> _Job_
Pick out every line of the entries below where "right" occurs, and copy those lines.

> _Provided information_
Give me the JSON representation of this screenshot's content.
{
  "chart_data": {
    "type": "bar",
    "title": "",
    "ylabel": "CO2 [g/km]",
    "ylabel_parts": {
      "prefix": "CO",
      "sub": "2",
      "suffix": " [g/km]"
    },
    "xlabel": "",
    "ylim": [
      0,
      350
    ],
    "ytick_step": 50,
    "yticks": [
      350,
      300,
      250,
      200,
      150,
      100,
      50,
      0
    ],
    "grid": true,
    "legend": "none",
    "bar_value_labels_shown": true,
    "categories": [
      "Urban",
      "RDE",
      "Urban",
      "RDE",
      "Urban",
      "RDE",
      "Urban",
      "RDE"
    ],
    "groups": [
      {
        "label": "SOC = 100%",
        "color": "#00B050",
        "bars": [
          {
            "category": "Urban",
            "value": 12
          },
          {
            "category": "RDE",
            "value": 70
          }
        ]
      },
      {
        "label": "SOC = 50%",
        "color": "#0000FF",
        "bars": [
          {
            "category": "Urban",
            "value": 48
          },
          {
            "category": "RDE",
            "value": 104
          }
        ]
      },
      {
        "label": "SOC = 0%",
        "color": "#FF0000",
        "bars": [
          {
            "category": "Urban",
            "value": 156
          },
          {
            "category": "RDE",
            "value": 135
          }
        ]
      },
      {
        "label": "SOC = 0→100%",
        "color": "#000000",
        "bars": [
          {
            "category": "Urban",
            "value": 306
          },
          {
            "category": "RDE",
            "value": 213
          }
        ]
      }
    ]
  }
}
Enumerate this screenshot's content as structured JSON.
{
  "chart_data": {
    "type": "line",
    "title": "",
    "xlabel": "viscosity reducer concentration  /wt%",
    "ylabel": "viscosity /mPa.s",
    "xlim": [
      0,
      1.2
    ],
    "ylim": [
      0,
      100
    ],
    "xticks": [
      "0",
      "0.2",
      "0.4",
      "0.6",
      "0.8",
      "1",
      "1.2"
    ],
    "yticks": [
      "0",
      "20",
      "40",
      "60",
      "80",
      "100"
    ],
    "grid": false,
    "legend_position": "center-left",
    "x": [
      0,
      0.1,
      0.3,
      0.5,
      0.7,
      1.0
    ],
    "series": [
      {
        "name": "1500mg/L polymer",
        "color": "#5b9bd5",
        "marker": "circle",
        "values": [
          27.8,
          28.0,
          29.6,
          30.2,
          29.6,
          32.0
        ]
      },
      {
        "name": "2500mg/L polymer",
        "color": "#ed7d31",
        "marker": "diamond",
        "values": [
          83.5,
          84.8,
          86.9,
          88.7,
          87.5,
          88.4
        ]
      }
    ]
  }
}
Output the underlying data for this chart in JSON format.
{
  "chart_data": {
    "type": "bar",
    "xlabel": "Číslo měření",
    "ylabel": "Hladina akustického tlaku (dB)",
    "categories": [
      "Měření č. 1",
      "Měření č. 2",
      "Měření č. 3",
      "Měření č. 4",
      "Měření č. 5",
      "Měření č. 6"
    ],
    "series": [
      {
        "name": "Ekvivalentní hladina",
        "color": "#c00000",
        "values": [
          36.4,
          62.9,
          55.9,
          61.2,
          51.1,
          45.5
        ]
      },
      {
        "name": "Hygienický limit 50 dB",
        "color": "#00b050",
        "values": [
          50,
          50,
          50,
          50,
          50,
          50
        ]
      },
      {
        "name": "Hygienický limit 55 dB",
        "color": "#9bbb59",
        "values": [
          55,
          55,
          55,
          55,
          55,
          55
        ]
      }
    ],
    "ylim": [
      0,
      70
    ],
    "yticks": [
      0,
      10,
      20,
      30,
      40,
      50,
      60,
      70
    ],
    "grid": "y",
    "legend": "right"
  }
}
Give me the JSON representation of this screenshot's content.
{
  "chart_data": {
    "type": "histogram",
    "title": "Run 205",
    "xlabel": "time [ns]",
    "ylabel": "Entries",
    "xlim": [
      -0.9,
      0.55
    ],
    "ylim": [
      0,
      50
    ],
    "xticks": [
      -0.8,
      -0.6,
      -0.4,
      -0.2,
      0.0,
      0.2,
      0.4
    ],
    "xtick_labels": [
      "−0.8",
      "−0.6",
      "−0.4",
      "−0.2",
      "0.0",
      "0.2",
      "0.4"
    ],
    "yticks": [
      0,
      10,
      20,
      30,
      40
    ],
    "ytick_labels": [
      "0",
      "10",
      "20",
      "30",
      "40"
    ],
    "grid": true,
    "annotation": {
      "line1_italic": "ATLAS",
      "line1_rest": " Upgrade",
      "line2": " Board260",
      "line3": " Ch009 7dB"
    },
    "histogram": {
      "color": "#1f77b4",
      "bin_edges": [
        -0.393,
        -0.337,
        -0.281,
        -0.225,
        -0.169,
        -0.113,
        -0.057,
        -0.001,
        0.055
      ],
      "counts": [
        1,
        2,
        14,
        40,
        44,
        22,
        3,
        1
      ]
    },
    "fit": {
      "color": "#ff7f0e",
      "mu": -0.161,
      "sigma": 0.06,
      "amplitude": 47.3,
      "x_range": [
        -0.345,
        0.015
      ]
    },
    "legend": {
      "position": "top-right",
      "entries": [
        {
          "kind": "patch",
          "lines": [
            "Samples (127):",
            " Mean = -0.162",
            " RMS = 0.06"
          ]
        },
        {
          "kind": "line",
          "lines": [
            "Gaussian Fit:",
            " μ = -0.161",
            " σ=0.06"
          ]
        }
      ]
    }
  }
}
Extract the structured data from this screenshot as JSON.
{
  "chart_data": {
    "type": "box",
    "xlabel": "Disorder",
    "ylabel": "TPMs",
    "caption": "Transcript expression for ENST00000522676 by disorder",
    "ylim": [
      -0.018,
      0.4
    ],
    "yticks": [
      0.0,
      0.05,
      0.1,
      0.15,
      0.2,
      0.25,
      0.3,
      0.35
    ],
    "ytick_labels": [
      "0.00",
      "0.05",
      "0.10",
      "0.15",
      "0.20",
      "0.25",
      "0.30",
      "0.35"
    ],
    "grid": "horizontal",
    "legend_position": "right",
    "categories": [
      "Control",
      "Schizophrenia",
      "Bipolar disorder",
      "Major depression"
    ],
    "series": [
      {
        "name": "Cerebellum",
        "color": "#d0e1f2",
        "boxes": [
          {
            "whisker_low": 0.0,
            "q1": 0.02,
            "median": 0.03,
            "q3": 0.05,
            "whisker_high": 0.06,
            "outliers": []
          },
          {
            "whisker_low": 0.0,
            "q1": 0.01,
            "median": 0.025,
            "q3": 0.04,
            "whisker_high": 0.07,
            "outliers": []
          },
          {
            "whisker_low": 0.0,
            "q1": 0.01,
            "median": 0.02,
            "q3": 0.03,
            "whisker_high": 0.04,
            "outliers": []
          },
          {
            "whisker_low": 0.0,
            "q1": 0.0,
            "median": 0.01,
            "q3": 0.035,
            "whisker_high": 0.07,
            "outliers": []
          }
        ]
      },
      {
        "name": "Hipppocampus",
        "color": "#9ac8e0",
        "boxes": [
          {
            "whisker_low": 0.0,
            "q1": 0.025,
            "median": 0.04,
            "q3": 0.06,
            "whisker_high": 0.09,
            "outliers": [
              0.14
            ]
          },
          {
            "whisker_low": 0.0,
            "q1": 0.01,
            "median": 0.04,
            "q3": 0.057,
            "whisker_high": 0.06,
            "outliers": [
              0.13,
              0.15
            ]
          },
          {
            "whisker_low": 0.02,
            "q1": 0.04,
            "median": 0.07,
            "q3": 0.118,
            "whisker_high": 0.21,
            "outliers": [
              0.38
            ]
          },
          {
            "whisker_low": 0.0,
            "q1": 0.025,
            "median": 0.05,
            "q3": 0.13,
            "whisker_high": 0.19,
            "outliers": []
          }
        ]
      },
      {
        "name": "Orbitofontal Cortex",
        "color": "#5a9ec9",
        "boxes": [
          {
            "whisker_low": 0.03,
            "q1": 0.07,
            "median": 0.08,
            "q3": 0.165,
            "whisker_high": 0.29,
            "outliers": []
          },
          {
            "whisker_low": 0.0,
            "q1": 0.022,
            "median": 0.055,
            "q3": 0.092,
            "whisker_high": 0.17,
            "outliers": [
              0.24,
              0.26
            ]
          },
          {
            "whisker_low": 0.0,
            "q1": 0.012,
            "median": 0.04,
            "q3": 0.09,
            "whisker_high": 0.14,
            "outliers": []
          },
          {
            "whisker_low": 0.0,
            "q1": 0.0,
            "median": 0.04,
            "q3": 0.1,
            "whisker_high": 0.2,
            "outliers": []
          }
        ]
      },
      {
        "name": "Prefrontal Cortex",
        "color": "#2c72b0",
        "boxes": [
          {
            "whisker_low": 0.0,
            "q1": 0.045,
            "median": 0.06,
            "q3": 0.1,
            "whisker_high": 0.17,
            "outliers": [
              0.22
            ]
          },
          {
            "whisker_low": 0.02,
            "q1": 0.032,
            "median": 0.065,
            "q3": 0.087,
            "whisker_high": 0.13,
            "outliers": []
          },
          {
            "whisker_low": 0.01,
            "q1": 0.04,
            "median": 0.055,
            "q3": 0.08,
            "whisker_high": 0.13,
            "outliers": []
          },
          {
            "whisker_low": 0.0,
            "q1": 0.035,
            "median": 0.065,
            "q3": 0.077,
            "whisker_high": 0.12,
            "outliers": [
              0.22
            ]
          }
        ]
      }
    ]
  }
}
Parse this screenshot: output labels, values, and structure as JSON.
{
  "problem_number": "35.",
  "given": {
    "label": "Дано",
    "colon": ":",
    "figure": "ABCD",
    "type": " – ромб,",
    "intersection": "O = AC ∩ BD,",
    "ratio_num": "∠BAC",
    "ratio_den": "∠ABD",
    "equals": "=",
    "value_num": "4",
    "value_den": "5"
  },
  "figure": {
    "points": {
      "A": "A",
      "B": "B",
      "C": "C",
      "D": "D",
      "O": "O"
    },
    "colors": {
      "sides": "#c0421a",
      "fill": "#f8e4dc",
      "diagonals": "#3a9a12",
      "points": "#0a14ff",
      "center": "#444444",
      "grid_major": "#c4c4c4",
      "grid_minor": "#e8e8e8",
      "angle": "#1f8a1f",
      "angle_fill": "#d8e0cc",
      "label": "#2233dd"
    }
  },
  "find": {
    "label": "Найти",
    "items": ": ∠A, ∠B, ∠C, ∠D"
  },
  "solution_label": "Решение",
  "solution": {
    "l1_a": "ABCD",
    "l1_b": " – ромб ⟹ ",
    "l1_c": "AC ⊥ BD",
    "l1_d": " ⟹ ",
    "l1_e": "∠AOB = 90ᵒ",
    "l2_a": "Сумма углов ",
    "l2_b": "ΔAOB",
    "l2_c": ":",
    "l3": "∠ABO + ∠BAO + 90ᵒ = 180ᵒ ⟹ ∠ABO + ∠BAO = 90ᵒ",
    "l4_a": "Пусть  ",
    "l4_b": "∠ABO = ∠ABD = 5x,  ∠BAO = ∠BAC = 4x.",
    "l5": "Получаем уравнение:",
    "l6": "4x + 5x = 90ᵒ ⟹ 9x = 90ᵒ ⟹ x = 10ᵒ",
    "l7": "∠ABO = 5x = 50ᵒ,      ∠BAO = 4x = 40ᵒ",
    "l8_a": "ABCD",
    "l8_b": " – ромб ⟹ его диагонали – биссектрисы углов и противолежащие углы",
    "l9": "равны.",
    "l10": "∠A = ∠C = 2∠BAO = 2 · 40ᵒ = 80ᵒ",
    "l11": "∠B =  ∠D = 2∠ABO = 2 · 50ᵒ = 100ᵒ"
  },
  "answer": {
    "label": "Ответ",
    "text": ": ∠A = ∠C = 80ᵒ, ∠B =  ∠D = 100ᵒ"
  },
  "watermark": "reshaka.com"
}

> _Answer to this exercise_
    "legend": "right"
      "position": "top-right",
    "legend_position": "right",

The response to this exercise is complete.